Leave out the pictures and repeat exactly the lines from the one containing "Decode this image" through the end of the records.

## begin Data section

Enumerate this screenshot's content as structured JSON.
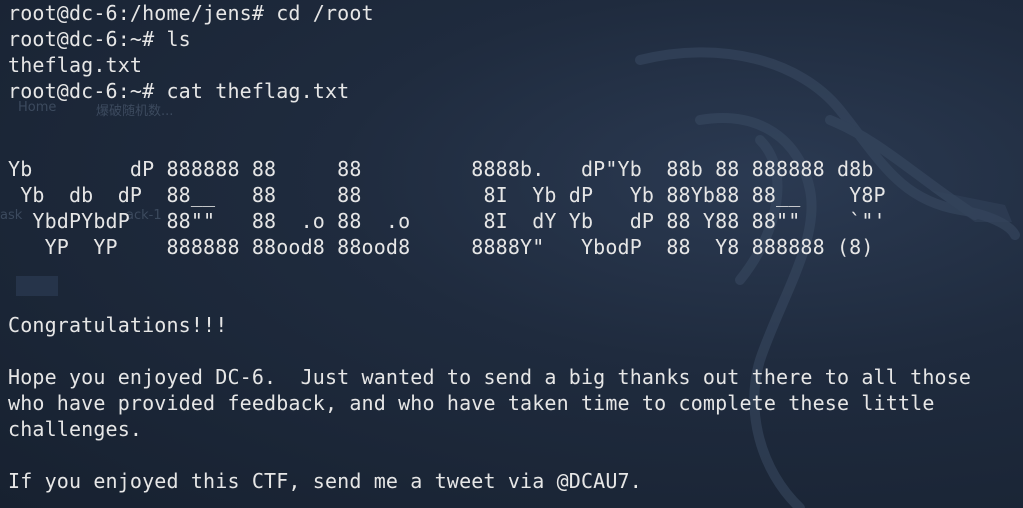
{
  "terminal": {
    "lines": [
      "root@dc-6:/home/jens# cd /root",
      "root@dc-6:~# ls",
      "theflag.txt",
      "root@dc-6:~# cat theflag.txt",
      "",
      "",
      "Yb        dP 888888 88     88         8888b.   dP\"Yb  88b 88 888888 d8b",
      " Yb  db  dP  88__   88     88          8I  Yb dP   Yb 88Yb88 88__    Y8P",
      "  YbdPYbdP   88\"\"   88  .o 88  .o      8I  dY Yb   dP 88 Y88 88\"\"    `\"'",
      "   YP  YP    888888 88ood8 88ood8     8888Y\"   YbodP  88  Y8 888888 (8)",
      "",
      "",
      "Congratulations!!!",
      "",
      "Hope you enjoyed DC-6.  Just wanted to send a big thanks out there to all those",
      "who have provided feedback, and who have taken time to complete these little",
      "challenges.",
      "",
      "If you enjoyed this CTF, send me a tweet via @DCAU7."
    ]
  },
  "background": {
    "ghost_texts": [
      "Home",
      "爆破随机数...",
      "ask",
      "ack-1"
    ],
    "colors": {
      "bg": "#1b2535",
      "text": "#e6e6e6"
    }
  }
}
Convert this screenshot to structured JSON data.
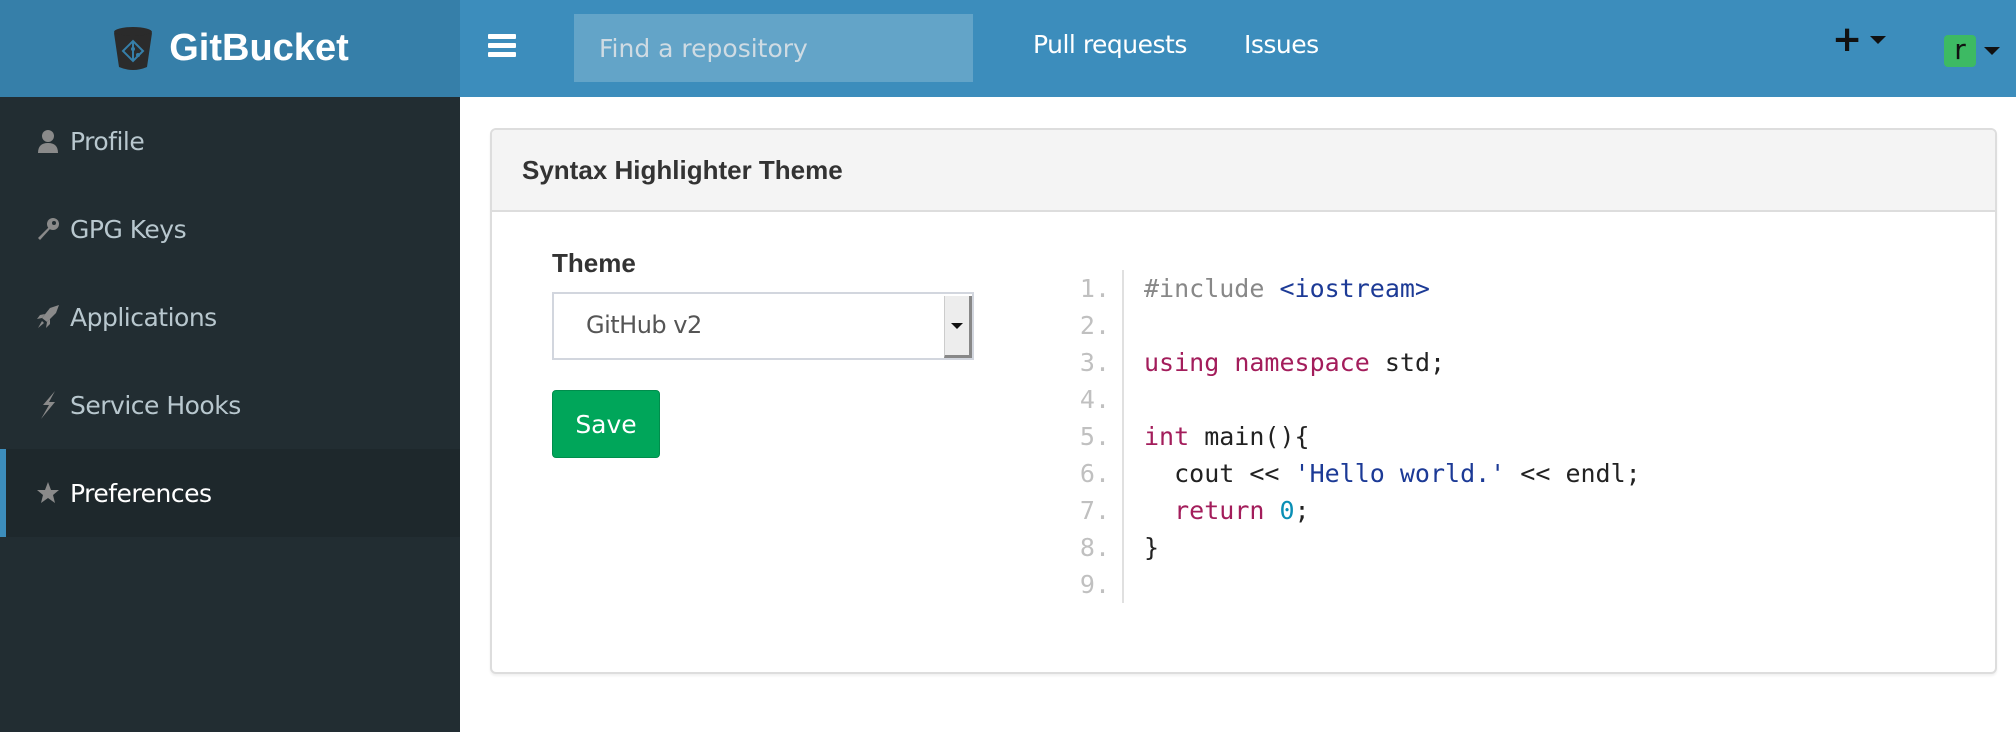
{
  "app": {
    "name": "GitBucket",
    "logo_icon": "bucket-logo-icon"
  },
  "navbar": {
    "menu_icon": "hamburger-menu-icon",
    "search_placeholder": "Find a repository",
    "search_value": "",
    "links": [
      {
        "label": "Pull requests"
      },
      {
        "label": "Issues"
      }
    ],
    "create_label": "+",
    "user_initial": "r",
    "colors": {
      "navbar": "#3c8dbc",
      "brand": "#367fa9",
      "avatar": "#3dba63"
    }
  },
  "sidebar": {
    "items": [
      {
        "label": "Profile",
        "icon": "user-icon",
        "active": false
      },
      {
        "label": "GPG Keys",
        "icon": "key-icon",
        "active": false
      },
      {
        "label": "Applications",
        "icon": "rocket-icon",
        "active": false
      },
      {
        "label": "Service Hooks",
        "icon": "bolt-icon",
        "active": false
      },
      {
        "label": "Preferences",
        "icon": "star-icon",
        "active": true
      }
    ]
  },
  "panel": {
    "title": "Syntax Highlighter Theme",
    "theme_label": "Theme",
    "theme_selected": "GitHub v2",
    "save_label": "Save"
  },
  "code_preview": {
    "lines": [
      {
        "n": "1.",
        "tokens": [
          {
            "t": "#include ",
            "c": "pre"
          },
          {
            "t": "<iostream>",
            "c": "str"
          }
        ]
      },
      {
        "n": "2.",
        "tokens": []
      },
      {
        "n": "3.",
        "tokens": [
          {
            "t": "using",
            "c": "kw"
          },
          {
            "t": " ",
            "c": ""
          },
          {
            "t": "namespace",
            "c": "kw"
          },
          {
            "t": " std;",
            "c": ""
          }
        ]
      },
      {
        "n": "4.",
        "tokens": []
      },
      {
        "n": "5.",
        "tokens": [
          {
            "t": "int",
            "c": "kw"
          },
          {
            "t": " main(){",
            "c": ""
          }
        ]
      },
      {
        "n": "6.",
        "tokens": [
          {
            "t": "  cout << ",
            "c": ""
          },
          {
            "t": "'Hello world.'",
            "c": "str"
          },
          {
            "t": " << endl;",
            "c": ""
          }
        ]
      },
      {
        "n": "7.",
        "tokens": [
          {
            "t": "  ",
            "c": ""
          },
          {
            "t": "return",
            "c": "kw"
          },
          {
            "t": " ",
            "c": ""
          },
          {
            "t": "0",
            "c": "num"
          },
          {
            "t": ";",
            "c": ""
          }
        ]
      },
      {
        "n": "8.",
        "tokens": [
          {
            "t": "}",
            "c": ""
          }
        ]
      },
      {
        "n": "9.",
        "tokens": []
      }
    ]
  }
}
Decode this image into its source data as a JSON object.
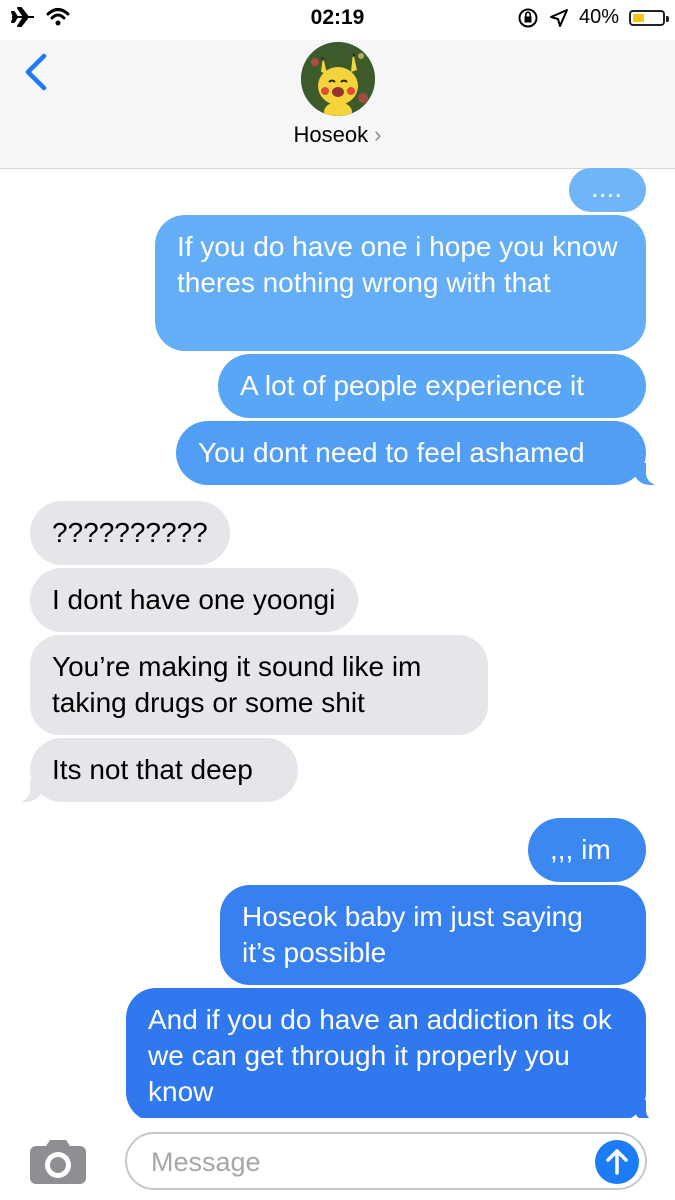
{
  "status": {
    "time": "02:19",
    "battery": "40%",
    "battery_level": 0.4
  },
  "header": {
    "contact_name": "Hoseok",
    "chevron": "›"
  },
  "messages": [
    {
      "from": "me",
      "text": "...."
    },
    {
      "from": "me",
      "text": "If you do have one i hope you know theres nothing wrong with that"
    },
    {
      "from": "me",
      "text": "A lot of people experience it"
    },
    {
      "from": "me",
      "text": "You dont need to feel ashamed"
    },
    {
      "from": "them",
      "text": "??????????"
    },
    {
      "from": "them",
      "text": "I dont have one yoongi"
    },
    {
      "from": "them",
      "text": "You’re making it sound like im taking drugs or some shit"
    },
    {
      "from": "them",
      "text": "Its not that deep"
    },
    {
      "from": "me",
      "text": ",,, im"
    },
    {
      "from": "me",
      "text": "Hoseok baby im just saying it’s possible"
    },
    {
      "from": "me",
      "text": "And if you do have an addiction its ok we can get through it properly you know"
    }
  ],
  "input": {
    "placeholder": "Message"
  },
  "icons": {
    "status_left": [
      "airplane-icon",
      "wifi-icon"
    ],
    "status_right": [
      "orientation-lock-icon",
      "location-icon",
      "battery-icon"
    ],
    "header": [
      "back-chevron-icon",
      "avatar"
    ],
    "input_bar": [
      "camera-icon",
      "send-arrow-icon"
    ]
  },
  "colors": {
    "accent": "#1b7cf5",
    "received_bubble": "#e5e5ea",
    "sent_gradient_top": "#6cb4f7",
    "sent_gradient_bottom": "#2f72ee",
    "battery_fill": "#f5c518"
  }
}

## end Data section

:: Result for this exercise ::
Decode this image into its source data as a JSON object.
{
  "status": {
    "time": "02:19",
    "battery": "40%",
    "battery_level": 0.4
  },
  "header": {
    "contact_name": "Hoseok",
    "chevron": "›"
  },
  "messages": [
    {
      "from": "me",
      "text": "...."
    },
    {
      "from": "me",
      "text": "If you do have one i hope you know theres nothing wrong with that"
    },
    {
      "from": "me",
      "text": "A lot of people experience it"
    },
    {
      "from": "me",
      "text": "You dont need to feel ashamed"
    },
    {
      "from": "them",
      "text": "??????????"
    },
    {
      "from": "them",
      "text": "I dont have one yoongi"
    },
    {
      "from": "them",
      "text": "You’re making it sound like im taking drugs or some shit"
    },
    {
      "from": "them",
      "text": "Its not that deep"
    },
    {
      "from": "me",
      "text": ",,, im"
    },
    {
      "from": "me",
      "text": "Hoseok baby im just saying it’s possible"
    },
    {
      "from": "me",
      "text": "And if you do have an addiction its ok we can get through it properly you know"
    }
  ],
  "input": {
    "placeholder": "Message"
  },
  "icons": {
    "status_left": [
      "airplane-icon",
      "wifi-icon"
    ],
    "status_right": [
      "orientation-lock-icon",
      "location-icon",
      "battery-icon"
    ],
    "header": [
      "back-chevron-icon",
      "avatar"
    ],
    "input_bar": [
      "camera-icon",
      "send-arrow-icon"
    ]
  },
  "colors": {
    "accent": "#1b7cf5",
    "received_bubble": "#e5e5ea",
    "sent_gradient_top": "#6cb4f7",
    "sent_gradient_bottom": "#2f72ee",
    "battery_fill": "#f5c518"
  }
}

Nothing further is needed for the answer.